§ **Exercise requirements**
Substitute "disk-arm" for "disk-spoke" in the items, starting at the first line and stopping after the line containing "inset-y-tick-label: -1000 [116, 366, 146, 381]". Output only those lines, with everything else unchanged.

§ **Entries supplied**
▬▬▬▬▬▬

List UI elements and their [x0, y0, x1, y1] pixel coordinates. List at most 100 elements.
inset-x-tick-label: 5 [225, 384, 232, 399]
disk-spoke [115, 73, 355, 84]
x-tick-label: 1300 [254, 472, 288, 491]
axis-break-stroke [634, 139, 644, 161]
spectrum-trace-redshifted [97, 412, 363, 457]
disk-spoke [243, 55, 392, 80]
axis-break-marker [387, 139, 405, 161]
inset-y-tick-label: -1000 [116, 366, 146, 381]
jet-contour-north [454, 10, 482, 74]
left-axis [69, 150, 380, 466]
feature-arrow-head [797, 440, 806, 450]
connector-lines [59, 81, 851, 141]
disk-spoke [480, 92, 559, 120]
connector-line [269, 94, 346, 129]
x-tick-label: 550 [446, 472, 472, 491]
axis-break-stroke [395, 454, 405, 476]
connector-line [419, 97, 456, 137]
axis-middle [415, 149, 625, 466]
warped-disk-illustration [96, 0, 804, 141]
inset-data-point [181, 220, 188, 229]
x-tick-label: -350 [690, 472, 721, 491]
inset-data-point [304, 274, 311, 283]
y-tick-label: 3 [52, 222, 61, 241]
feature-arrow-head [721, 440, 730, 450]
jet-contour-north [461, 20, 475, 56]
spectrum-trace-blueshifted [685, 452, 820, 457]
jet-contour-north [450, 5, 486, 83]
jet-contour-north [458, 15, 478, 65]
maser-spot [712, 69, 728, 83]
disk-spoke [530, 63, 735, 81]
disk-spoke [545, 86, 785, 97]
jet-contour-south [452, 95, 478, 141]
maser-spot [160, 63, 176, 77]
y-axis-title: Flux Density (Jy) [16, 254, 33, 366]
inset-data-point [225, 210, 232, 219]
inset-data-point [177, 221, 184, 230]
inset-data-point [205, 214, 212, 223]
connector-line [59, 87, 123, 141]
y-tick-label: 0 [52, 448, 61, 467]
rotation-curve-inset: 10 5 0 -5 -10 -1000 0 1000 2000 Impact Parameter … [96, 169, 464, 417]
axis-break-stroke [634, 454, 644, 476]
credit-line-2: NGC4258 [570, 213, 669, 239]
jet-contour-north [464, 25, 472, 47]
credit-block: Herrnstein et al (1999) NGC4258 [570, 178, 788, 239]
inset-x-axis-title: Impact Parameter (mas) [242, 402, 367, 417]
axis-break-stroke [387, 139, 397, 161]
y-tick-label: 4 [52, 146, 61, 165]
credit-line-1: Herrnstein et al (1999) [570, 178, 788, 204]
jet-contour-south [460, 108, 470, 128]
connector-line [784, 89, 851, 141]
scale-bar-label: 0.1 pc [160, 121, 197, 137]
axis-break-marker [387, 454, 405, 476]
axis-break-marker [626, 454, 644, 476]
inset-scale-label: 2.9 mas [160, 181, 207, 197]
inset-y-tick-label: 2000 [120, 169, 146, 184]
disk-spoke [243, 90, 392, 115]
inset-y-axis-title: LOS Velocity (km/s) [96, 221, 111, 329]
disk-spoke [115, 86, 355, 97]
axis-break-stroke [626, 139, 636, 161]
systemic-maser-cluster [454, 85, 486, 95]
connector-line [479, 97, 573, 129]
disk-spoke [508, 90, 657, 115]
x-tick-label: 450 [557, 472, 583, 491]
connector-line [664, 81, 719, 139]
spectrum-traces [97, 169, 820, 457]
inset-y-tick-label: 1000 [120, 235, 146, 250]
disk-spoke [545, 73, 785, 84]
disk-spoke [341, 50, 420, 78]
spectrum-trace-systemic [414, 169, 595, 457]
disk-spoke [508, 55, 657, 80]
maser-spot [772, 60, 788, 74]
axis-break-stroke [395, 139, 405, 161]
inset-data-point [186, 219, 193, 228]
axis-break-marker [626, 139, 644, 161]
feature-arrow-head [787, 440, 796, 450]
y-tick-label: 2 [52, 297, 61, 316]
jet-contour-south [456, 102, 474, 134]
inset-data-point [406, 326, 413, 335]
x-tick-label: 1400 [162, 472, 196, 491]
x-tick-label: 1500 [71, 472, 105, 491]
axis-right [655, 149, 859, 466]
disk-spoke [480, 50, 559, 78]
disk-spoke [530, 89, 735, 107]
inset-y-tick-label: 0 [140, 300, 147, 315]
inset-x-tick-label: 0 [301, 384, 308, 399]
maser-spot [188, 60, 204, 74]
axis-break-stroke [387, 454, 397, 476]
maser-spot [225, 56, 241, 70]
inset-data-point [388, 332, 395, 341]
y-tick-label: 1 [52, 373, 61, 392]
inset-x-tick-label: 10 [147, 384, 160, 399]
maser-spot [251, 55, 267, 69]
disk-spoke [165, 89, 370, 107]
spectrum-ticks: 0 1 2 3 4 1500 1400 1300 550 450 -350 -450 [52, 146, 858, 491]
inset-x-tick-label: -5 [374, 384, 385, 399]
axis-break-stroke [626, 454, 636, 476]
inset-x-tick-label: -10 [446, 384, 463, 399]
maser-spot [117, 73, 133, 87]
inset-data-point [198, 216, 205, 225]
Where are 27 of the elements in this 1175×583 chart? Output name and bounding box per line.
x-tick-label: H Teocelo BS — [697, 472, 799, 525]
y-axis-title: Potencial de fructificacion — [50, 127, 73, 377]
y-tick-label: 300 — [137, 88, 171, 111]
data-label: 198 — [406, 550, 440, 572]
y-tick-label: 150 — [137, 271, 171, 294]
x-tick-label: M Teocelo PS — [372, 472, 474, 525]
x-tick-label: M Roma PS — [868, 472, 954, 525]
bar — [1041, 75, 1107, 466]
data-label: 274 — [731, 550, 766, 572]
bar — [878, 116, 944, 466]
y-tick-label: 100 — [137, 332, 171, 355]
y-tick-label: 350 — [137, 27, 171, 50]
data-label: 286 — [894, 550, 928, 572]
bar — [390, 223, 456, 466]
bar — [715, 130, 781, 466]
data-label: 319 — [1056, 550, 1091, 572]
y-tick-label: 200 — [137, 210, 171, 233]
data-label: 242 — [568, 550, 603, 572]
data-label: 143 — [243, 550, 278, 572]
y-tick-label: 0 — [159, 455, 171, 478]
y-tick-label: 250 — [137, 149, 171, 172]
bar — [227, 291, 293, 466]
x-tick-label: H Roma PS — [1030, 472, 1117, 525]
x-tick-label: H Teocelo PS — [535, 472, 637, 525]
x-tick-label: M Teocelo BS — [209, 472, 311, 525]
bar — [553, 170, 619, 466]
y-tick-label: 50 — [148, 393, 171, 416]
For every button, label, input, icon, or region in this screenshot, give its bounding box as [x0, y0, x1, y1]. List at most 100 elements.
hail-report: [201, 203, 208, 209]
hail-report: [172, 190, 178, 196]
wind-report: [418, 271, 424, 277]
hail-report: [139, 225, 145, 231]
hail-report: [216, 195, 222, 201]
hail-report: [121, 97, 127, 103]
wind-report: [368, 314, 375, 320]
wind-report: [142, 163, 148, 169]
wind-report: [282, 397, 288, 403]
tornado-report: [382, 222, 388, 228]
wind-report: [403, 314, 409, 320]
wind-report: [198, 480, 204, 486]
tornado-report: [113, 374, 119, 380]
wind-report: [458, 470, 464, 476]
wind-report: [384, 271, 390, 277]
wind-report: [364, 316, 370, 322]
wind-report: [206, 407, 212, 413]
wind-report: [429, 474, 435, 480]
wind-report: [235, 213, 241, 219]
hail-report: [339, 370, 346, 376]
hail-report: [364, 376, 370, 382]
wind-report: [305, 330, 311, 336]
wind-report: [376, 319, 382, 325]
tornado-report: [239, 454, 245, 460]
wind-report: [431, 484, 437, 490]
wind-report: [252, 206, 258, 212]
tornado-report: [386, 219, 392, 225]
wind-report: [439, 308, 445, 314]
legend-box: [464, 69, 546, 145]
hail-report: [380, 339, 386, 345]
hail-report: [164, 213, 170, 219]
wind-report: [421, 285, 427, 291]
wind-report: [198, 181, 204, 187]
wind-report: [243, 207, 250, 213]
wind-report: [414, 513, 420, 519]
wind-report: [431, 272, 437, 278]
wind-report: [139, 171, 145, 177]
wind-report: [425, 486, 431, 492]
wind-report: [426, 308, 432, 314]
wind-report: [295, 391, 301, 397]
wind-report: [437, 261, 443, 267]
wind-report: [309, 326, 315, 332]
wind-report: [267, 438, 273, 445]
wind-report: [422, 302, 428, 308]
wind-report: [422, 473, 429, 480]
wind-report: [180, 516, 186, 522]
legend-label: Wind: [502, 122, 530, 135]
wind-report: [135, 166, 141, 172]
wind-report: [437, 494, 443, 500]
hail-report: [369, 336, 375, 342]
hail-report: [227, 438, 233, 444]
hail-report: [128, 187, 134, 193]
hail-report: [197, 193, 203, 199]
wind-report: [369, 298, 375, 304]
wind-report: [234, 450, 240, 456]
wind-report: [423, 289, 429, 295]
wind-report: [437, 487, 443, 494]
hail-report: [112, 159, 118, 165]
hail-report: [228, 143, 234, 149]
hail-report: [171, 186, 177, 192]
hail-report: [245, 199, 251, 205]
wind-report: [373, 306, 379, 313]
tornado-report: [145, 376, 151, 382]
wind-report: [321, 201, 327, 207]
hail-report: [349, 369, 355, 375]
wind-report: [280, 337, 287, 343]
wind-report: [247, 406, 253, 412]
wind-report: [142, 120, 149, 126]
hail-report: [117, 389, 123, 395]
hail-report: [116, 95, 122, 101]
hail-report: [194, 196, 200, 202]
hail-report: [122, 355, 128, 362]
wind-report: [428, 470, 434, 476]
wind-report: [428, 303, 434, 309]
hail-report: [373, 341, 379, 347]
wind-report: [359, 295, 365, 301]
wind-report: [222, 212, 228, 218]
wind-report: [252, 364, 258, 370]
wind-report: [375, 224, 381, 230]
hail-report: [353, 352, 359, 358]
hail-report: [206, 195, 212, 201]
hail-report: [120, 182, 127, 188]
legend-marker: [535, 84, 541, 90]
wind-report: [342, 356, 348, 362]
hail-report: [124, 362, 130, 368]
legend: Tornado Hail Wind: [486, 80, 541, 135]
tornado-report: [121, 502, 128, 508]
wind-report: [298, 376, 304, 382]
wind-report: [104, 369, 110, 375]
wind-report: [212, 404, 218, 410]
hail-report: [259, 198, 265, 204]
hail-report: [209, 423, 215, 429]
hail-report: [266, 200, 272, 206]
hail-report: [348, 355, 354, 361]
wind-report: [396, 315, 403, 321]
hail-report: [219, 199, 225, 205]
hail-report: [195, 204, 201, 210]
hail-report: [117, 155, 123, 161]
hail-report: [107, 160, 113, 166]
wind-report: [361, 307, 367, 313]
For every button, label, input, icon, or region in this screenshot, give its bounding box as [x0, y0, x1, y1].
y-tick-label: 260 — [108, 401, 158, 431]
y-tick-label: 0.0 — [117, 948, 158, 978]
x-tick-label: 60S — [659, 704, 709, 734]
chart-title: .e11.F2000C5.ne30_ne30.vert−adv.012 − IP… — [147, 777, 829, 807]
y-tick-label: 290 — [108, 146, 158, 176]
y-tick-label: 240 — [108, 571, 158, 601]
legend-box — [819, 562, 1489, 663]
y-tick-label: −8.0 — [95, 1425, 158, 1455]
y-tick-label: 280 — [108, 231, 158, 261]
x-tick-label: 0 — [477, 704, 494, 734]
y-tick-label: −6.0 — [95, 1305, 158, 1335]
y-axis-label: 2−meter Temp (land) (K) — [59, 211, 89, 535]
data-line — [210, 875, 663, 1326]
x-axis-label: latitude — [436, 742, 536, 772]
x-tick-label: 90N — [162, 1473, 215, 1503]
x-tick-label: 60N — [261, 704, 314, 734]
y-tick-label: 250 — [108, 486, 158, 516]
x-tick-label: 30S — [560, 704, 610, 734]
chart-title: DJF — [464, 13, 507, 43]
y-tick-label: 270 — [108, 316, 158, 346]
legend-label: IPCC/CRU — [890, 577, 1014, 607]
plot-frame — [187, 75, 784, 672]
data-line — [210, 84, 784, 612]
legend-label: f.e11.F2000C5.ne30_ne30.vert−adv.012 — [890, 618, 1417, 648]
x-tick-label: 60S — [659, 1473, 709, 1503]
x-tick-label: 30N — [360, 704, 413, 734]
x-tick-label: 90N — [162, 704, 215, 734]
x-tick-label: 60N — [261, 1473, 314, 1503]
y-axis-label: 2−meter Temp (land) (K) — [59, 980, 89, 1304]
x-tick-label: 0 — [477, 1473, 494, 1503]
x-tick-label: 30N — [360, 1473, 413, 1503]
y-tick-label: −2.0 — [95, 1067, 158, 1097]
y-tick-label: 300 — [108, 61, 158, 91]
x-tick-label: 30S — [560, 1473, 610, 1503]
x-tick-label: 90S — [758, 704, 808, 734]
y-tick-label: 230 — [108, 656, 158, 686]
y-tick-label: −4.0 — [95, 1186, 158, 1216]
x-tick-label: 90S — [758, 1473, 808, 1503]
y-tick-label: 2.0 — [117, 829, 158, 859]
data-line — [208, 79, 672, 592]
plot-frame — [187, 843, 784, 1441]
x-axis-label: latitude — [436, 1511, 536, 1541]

▬▬▬▬▬▬

§ **Correct answer**
List UI elements and their [x0, y0, x1, y1] pixel coordinates. List at most 100 elements.
inset-x-tick-label: 5 [225, 384, 232, 399]
disk-arm [115, 73, 355, 84]
x-tick-label: 1300 [254, 472, 288, 491]
axis-break-stroke [634, 139, 644, 161]
spectrum-trace-redshifted [97, 412, 363, 457]
disk-arm [243, 55, 392, 80]
axis-break-marker [387, 139, 405, 161]
inset-y-tick-label: -1000 [116, 366, 146, 381]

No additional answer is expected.